TO DO: Rewrite the lines below with each "x-tick-label" changed to "x-axis-label", leaving everything else as it is.

(begin)

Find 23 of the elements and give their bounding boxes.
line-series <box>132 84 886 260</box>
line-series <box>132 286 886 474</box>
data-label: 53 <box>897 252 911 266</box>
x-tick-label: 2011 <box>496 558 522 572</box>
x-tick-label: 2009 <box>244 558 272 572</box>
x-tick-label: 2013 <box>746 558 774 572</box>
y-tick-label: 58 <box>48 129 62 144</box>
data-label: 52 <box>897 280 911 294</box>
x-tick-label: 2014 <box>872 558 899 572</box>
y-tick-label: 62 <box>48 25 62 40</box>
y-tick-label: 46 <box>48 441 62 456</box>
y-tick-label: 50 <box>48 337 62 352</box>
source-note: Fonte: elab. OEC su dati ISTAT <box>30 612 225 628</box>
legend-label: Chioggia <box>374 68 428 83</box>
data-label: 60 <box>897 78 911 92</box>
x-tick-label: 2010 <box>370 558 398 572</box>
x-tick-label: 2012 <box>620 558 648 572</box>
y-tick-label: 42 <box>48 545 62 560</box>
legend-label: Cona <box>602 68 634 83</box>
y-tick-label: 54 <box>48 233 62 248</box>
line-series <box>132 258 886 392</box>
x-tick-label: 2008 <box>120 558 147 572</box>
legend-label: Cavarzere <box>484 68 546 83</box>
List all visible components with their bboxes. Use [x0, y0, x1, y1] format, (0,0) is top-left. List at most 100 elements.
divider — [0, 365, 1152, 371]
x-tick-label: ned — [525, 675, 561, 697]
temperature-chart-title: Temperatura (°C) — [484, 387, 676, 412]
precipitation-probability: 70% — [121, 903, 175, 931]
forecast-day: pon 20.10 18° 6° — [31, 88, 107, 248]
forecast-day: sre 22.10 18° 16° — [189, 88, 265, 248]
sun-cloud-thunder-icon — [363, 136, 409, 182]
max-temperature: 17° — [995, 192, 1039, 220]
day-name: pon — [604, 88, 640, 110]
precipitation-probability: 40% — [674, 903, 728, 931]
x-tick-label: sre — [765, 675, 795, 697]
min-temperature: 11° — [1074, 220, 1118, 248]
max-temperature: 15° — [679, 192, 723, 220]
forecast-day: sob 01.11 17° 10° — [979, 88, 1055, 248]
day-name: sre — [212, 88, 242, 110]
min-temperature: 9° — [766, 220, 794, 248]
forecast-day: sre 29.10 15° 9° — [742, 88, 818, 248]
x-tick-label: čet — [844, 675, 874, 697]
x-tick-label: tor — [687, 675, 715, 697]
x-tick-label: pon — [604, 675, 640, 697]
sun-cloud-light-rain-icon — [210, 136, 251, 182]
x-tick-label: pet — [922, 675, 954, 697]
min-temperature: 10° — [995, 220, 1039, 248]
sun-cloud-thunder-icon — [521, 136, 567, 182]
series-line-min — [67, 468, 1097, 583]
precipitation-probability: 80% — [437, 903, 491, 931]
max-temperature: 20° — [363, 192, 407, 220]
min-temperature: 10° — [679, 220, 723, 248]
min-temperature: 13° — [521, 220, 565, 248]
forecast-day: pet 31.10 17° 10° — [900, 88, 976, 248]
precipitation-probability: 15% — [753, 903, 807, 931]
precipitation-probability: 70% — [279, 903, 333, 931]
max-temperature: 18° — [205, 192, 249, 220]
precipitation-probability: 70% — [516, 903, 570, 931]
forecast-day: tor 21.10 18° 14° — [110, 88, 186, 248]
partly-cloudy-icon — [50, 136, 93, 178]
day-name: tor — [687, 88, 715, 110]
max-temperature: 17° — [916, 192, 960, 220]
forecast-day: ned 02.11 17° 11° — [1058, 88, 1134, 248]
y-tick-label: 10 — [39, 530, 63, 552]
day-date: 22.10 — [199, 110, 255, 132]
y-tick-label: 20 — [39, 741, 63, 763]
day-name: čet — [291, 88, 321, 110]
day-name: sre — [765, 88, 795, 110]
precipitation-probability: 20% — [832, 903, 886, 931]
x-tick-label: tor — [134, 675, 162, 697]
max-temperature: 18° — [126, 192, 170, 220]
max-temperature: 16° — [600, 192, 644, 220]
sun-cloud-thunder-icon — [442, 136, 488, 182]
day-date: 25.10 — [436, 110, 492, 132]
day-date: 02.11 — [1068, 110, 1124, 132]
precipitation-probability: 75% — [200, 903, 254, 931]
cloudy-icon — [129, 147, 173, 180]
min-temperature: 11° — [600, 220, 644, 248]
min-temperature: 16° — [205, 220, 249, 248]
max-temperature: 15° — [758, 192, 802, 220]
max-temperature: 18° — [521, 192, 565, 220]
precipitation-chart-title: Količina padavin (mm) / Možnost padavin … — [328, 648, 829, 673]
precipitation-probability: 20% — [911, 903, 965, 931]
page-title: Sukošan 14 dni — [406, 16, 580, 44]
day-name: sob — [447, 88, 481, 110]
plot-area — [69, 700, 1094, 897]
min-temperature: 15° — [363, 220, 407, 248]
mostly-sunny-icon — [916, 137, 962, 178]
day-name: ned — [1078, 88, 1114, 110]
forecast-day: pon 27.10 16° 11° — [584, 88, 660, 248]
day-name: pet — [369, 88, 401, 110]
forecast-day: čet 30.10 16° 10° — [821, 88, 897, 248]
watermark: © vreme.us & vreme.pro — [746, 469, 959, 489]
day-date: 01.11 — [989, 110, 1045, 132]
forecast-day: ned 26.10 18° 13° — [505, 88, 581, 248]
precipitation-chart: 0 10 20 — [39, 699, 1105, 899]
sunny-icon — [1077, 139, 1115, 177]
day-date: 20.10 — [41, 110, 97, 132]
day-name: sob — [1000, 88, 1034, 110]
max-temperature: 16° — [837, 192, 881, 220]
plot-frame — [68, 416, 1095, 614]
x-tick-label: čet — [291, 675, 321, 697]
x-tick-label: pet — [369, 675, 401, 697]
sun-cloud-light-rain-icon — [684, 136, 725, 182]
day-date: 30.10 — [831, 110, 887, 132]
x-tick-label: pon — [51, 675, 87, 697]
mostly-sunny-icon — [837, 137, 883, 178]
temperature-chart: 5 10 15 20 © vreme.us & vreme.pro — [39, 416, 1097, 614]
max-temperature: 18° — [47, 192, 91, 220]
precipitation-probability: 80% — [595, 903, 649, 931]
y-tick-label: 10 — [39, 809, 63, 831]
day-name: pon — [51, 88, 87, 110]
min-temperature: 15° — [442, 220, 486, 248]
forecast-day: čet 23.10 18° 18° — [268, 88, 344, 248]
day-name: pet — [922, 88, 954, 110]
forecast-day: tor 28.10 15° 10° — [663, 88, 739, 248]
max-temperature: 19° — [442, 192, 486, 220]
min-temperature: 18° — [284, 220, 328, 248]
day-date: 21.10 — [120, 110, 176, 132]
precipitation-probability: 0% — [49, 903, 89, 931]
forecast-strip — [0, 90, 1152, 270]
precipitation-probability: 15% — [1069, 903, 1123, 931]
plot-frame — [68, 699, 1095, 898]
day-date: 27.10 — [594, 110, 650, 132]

(end)

THE ANSWER:
Find 23 of the elements and give their bounding boxes.
line-series <box>132 84 886 260</box>
line-series <box>132 286 886 474</box>
data-label: 53 <box>897 252 911 266</box>
x-axis-label: 2011 <box>496 558 522 572</box>
x-axis-label: 2009 <box>244 558 272 572</box>
x-axis-label: 2013 <box>746 558 774 572</box>
y-tick-label: 58 <box>48 129 62 144</box>
data-label: 52 <box>897 280 911 294</box>
x-axis-label: 2014 <box>872 558 899 572</box>
y-tick-label: 62 <box>48 25 62 40</box>
y-tick-label: 46 <box>48 441 62 456</box>
y-tick-label: 50 <box>48 337 62 352</box>
source-note: Fonte: elab. OEC su dati ISTAT <box>30 612 225 628</box>
legend-label: Chioggia <box>374 68 428 83</box>
data-label: 60 <box>897 78 911 92</box>
x-axis-label: 2010 <box>370 558 398 572</box>
x-axis-label: 2012 <box>620 558 648 572</box>
y-tick-label: 42 <box>48 545 62 560</box>
legend-label: Cona <box>602 68 634 83</box>
y-tick-label: 54 <box>48 233 62 248</box>
line-series <box>132 258 886 392</box>
x-axis-label: 2008 <box>120 558 147 572</box>
legend-label: Cavarzere <box>484 68 546 83</box>
List all visible components with their bboxes. Use [x0, y0, x1, y1] format, (0,0) is top-left. List at most 100 elements.
divider — [0, 365, 1152, 371]
x-axis-label: ned — [525, 675, 561, 697]
temperature-chart-title: Temperatura (°C) — [484, 387, 676, 412]
precipitation-probability: 70% — [121, 903, 175, 931]
forecast-day: pon 20.10 18° 6° — [31, 88, 107, 248]
forecast-day: sre 22.10 18° 16° — [189, 88, 265, 248]
sun-cloud-thunder-icon — [363, 136, 409, 182]
max-temperature: 17° — [995, 192, 1039, 220]
day-name: pon — [604, 88, 640, 110]
precipitation-probability: 40% — [674, 903, 728, 931]
x-axis-label: sre — [765, 675, 795, 697]
min-temperature: 11° — [1074, 220, 1118, 248]
max-temperature: 15° — [679, 192, 723, 220]
forecast-day: sob 01.11 17° 10° — [979, 88, 1055, 248]
day-name: sre — [212, 88, 242, 110]
min-temperature: 9° — [766, 220, 794, 248]
forecast-day: sre 29.10 15° 9° — [742, 88, 818, 248]
x-axis-label: čet — [844, 675, 874, 697]
x-axis-label: tor — [687, 675, 715, 697]
x-axis-label: pon — [604, 675, 640, 697]
sun-cloud-light-rain-icon — [210, 136, 251, 182]
x-axis-label: pet — [922, 675, 954, 697]
min-temperature: 10° — [995, 220, 1039, 248]
sun-cloud-thunder-icon — [521, 136, 567, 182]
series-line-min — [67, 468, 1097, 583]
precipitation-probability: 80% — [437, 903, 491, 931]
max-temperature: 20° — [363, 192, 407, 220]
min-temperature: 10° — [679, 220, 723, 248]
min-temperature: 13° — [521, 220, 565, 248]
forecast-day: pet 31.10 17° 10° — [900, 88, 976, 248]
precipitation-probability: 15% — [753, 903, 807, 931]
precipitation-probability: 70% — [279, 903, 333, 931]
max-temperature: 18° — [205, 192, 249, 220]
precipitation-probability: 70% — [516, 903, 570, 931]
forecast-day: tor 21.10 18° 14° — [110, 88, 186, 248]
partly-cloudy-icon — [50, 136, 93, 178]
day-name: tor — [687, 88, 715, 110]
max-temperature: 17° — [916, 192, 960, 220]
forecast-day: ned 02.11 17° 11° — [1058, 88, 1134, 248]
y-tick-label: 10 — [39, 530, 63, 552]
day-date: 22.10 — [199, 110, 255, 132]
y-tick-label: 20 — [39, 741, 63, 763]
day-name: čet — [291, 88, 321, 110]
day-name: sre — [765, 88, 795, 110]
precipitation-probability: 20% — [832, 903, 886, 931]
x-axis-label: tor — [134, 675, 162, 697]
max-temperature: 18° — [126, 192, 170, 220]
max-temperature: 16° — [600, 192, 644, 220]
sun-cloud-thunder-icon — [442, 136, 488, 182]
day-date: 25.10 — [436, 110, 492, 132]
day-date: 02.11 — [1068, 110, 1124, 132]
precipitation-probability: 75% — [200, 903, 254, 931]
cloudy-icon — [129, 147, 173, 180]
min-temperature: 11° — [600, 220, 644, 248]
min-temperature: 16° — [205, 220, 249, 248]
max-temperature: 15° — [758, 192, 802, 220]
max-temperature: 18° — [521, 192, 565, 220]
precipitation-chart-title: Količina padavin (mm) / Možnost padavin … — [328, 648, 829, 673]
precipitation-probability: 20% — [911, 903, 965, 931]
page-title: Sukošan 14 dni — [406, 16, 580, 44]
day-name: sob — [447, 88, 481, 110]
plot-area — [69, 700, 1094, 897]
min-temperature: 15° — [363, 220, 407, 248]
mostly-sunny-icon — [916, 137, 962, 178]
day-name: ned — [1078, 88, 1114, 110]
forecast-day: pon 27.10 16° 11° — [584, 88, 660, 248]
day-name: pet — [369, 88, 401, 110]
forecast-day: čet 30.10 16° 10° — [821, 88, 897, 248]
watermark: © vreme.us & vreme.pro — [746, 469, 959, 489]
day-date: 01.11 — [989, 110, 1045, 132]
forecast-day: ned 26.10 18° 13° — [505, 88, 581, 248]
precipitation-chart: 0 10 20 — [39, 699, 1105, 899]
sunny-icon — [1077, 139, 1115, 177]
day-date: 20.10 — [41, 110, 97, 132]
day-name: sob — [1000, 88, 1034, 110]
max-temperature: 16° — [837, 192, 881, 220]
plot-frame — [68, 416, 1095, 614]
x-axis-label: čet — [291, 675, 321, 697]
x-axis-label: pet — [369, 675, 401, 697]
sun-cloud-light-rain-icon — [684, 136, 725, 182]
day-date: 30.10 — [831, 110, 887, 132]
x-axis-label: pon — [51, 675, 87, 697]
mostly-sunny-icon — [837, 137, 883, 178]
temperature-chart: 5 10 15 20 © vreme.us & vreme.pro — [39, 416, 1097, 614]
max-temperature: 18° — [47, 192, 91, 220]
precipitation-probability: 80% — [595, 903, 649, 931]
y-tick-label: 10 — [39, 809, 63, 831]
day-name: pon — [51, 88, 87, 110]
min-temperature: 15° — [442, 220, 486, 248]
forecast-day: čet 23.10 18° 18° — [268, 88, 344, 248]
day-name: pet — [922, 88, 954, 110]
forecast-day: tor 28.10 15° 10° — [663, 88, 739, 248]
max-temperature: 19° — [442, 192, 486, 220]
min-temperature: 18° — [284, 220, 328, 248]
day-date: 21.10 — [120, 110, 176, 132]
precipitation-probability: 0% — [49, 903, 89, 931]
forecast-strip — [0, 90, 1152, 270]
precipitation-probability: 15% — [1069, 903, 1123, 931]
plot-frame — [68, 699, 1095, 898]
day-date: 27.10 — [594, 110, 650, 132]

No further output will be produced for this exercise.